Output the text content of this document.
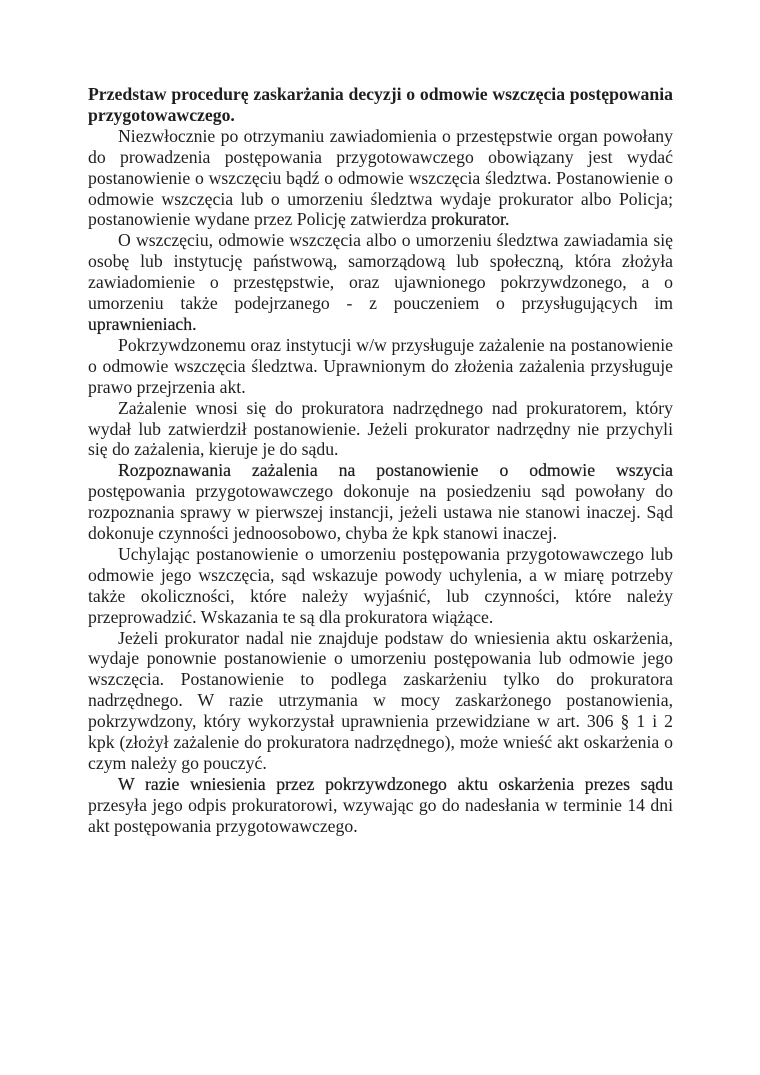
Przedstaw procedurę zaskarżania decyzji o odmowie wszczęcia postępowania przygotowawczego.

Niezwłocznie po otrzymaniu zawiadomienia o przestępstwie organ powołany do prowadzenia postępowania przygotowawczego obowiązany jest wydać postanowienie o wszczęciu bądź o odmowie wszczęcia śledztwa. Postanowienie o odmowie wszczęcia lub o umorzeniu śledztwa wydaje prokurator albo Policja; postanowienie wydane przez Policję zatwierdza prokurator.

O wszczęciu, odmowie wszczęcia albo o umorzeniu śledztwa zawiadamia się osobę lub instytucję państwową, samorządową lub społeczną, która złożyła zawiadomienie o przestępstwie, oraz ujawnionego pokrzywdzonego, a o umorzeniu także podejrzanego - z pouczeniem o przysługujących im uprawnieniach.

Pokrzywdzonemu oraz instytucji w/w przysługuje zażalenie na postanowienie o odmowie wszczęcia śledztwa. Uprawnionym do złożenia zażalenia przysługuje prawo przejrzenia akt.

Zażalenie wnosi się do prokuratora nadrzędnego nad prokuratorem, który wydał lub zatwierdził postanowienie. Jeżeli prokurator nadrzędny nie przychyli się do zażalenia, kieruje je do sądu.

Rozpoznawania zażalenia na postanowienie o odmowie wszycia postępowania przygotowawczego dokonuje na posiedzeniu sąd powołany do rozpoznania sprawy w pierwszej instancji, jeżeli ustawa nie stanowi inaczej. Sąd dokonuje czynności jednoosobowo, chyba że kpk stanowi inaczej.

Uchylając postanowienie o umorzeniu postępowania przygotowawczego lub odmowie jego wszczęcia, sąd wskazuje powody uchylenia, a w miarę potrzeby także okoliczności, które należy wyjaśnić, lub czynności, które należy przeprowadzić. Wskazania te są dla prokuratora wiążące.

Jeżeli prokurator nadal nie znajduje podstaw do wniesienia aktu oskarżenia, wydaje ponownie postanowienie o umorzeniu postępowania lub odmowie jego wszczęcia. Postanowienie to podlega zaskarżeniu tylko do prokuratora nadrzędnego. W razie utrzymania w mocy zaskarżonego postanowienia, pokrzywdzony, który wykorzystał uprawnienia przewidziane w art. 306 § 1 i 2 kpk (złożył zażalenie do prokuratora nadrzędnego), może wnieść akt oskarżenia o czym należy go pouczyć.

W razie wniesienia przez pokrzywdzonego aktu oskarżenia prezes sądu przesyła jego odpis prokuratorowi, wzywając go do nadesłania w terminie 14 dni akt postępowania przygotowawczego.
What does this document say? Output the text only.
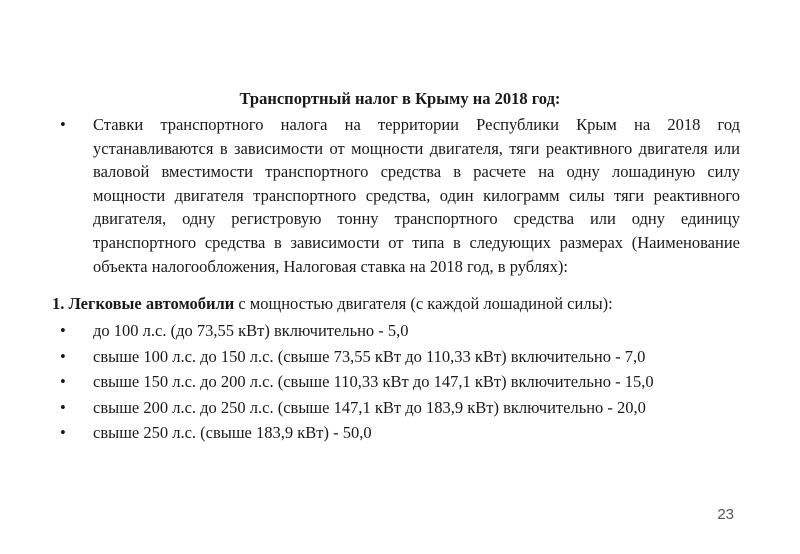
Транспортный налог в Крыму на 2018 год:
•	Ставки транспортного налога на территории Республики Крым на 2018 год устанавливаются в зависимости от мощности двигателя, тяги реактивного двигателя или валовой вместимости транспортного средства в расчете на одну лошадиную силу мощности двигателя транспортного средства, один килограмм силы тяги реактивного двигателя, одну регистровую тонну транспортного средства или одну единицу транспортного средства в зависимости от типа в следующих размерах (Наименование объекта налогообложения, Налоговая ставка на 2018 год, в рублях):
1. Легковые автомобили с мощностью двигателя (с каждой лошадиной силы):
•	до 100 л.с. (до 73,55 кВт) включительно - 5,0
•	свыше 100 л.с. до 150 л.с. (свыше 73,55 кВт до 110,33 кВт) включительно - 7,0
•	свыше 150 л.с. до 200 л.с. (свыше 110,33 кВт до 147,1 кВт) включительно - 15,0
•	свыше 200 л.с. до 250 л.с. (свыше 147,1 кВт до 183,9 кВт) включительно - 20,0
•	свыше 250 л.с. (свыше 183,9 кВт) - 50,0
23
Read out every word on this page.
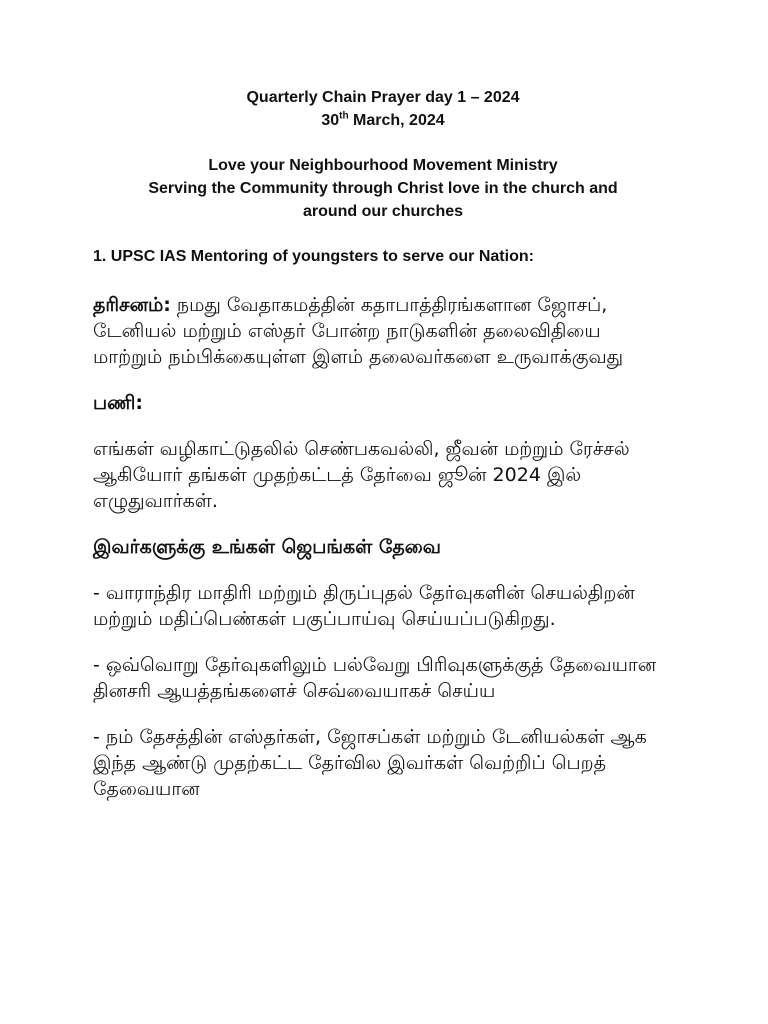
Quarterly Chain Prayer day 1 – 2024
30th March, 2024
Love your Neighbourhood Movement Ministry
Serving the Community through Christ love in the church and
around our churches
1. UPSC IAS Mentoring of youngsters to serve our Nation:
தரிசனம்: நமது வேதாகமத்தின் கதாபாத்திரங்களான ஜோசப், டேனியல் மற்றும் எஸ்தர் போன்ற நாடுகளின் தலைவிதியை மாற்றும் நம்பிக்கையுள்ள இளம் தலைவர்களை உருவாக்குவது
பணி:
எங்கள் வழிகாட்டுதலில் செண்பகவல்லி, ஜீவன் மற்றும் ரேச்சல் ஆகியோர் தங்கள் முதற்கட்டத் தேர்வை ஜூன் 2024 இல் எழுதுவார்கள்.
இவர்களுக்கு உங்கள் ஜெபங்கள் தேவை
- வாராந்திர மாதிரி மற்றும் திருப்புதல் தேர்வுகளின் செயல்திறன் மற்றும் மதிப்பெண்கள் பகுப்பாய்வு செய்யப்படுகிறது.
- ஒவ்வொறு தேர்வுகளிலும் பல்வேறு பிரிவுகளுக்குத் தேவையான தினசரி ஆயத்தங்களைச் செவ்வையாகச் செய்ய
- நம் தேசத்தின் எஸ்தர்கள், ஜோசப்கள் மற்றும் டேனியல்கள் ஆக இந்த ஆண்டு முதற்கட்ட தேர்வில இவர்கள் வெற்றிப் பெறத் தேவையான
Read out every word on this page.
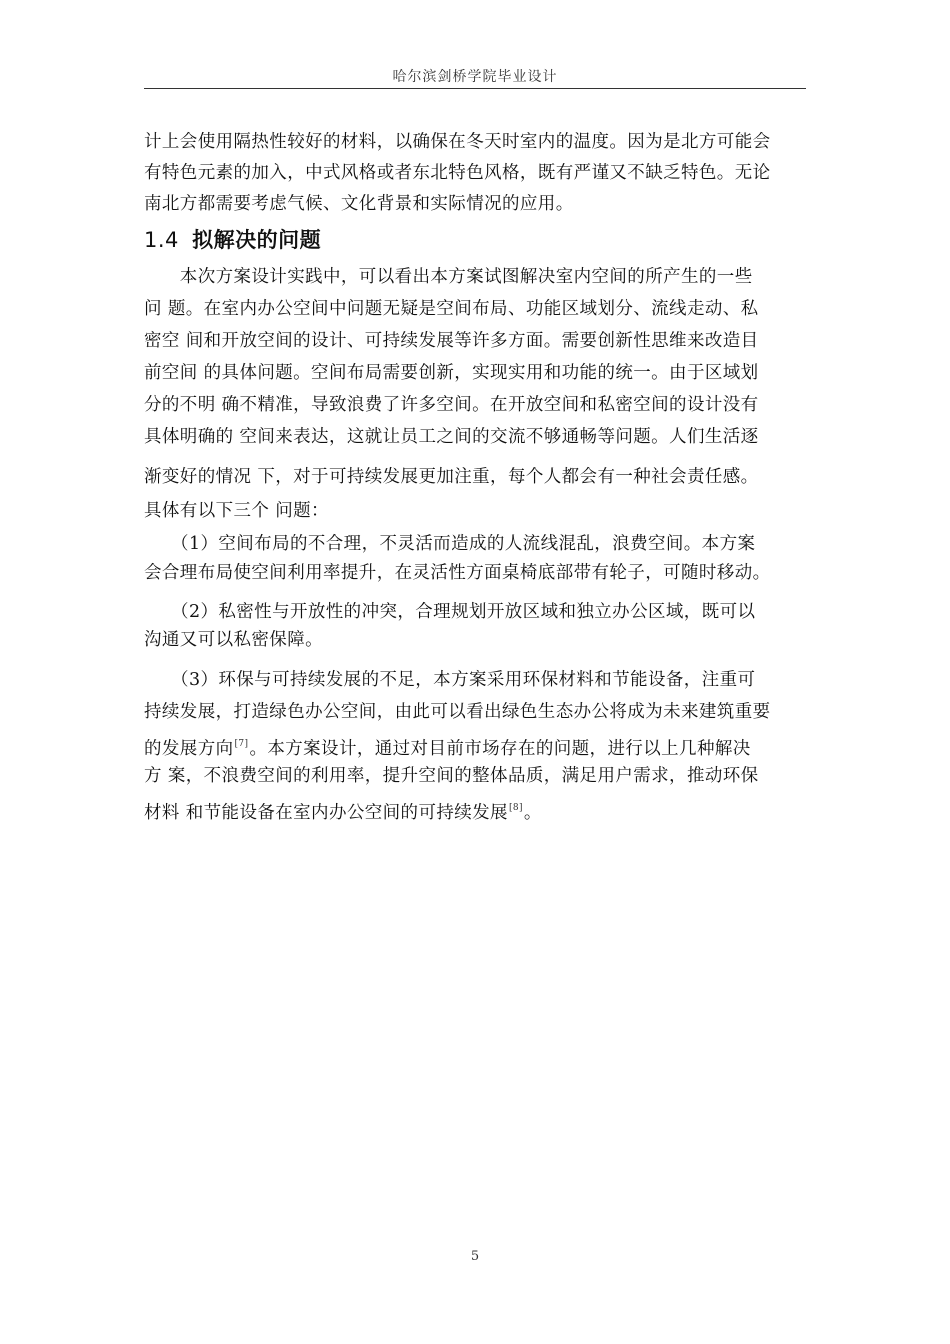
哈尔滨剑桥学院毕业设计
计上会使用隔热性较好的材料，以确保在冬天时室内的温度。因为是北方可能会
有特色元素的加入，中式风格或者东北特色风格，既有严谨又不缺乏特色。无论
南北方都需要考虑气候、文化背景和实际情况的应用。
1.4 拟解决的问题
　　本次方案设计实践中，可以看出本方案试图解决室内空间的所产生的一些
问 题。在室内办公空间中问题无疑是空间布局、功能区域划分、流线走动、私
密空 间和开放空间的设计、可持续发展等许多方面。需要创新性思维来改造目
前空间 的具体问题。空间布局需要创新，实现实用和功能的统一。由于区域划
分的不明 确不精准，导致浪费了许多空间。在开放空间和私密空间的设计没有
具体明确的 空间来表达，这就让员工之间的交流不够通畅等问题。人们生活逐
渐变好的情况 下，对于可持续发展更加注重，每个人都会有一种社会责任感。
具体有以下三个 问题：
　　（1）空间布局的不合理，不灵活而造成的人流线混乱，浪费空间。本方案
会合理布局使空间利用率提升，在灵活性方面桌椅底部带有轮子，可随时移动。
　　（2）私密性与开放性的冲突，合理规划开放区域和独立办公区域，既可以
沟通又可以私密保障。
　　（3）环保与可持续发展的不足，本方案采用环保材料和节能设备，注重可
持续发展，打造绿色办公空间，由此可以看出绿色生态办公将成为未来建筑重要
的发展方向[7]。本方案设计，通过对目前市场存在的问题，进行以上几种解决
方 案，不浪费空间的利用率，提升空间的整体品质，满足用户需求，推动环保
材料 和节能设备在室内办公空间的可持续发展[8]。
5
● ● ● ● ● ● ●
# WRITTEN PROBLEM
Find each line that has the word "свыше", then copy it out.

# FINISHED ANSWER
•	свыше 100 л.с. до 150 л.с. (свыше 73,55 кВт до 110,33 кВт) включительно - 7,0
•	свыше 150 л.с. до 200 л.с. (свыше 110,33 кВт до 147,1 кВт) включительно - 15,0
•	свыше 200 л.с. до 250 л.с. (свыше 147,1 кВт до 183,9 кВт) включительно - 20,0
•	свыше 250 л.с. (свыше 183,9 кВт) - 50,0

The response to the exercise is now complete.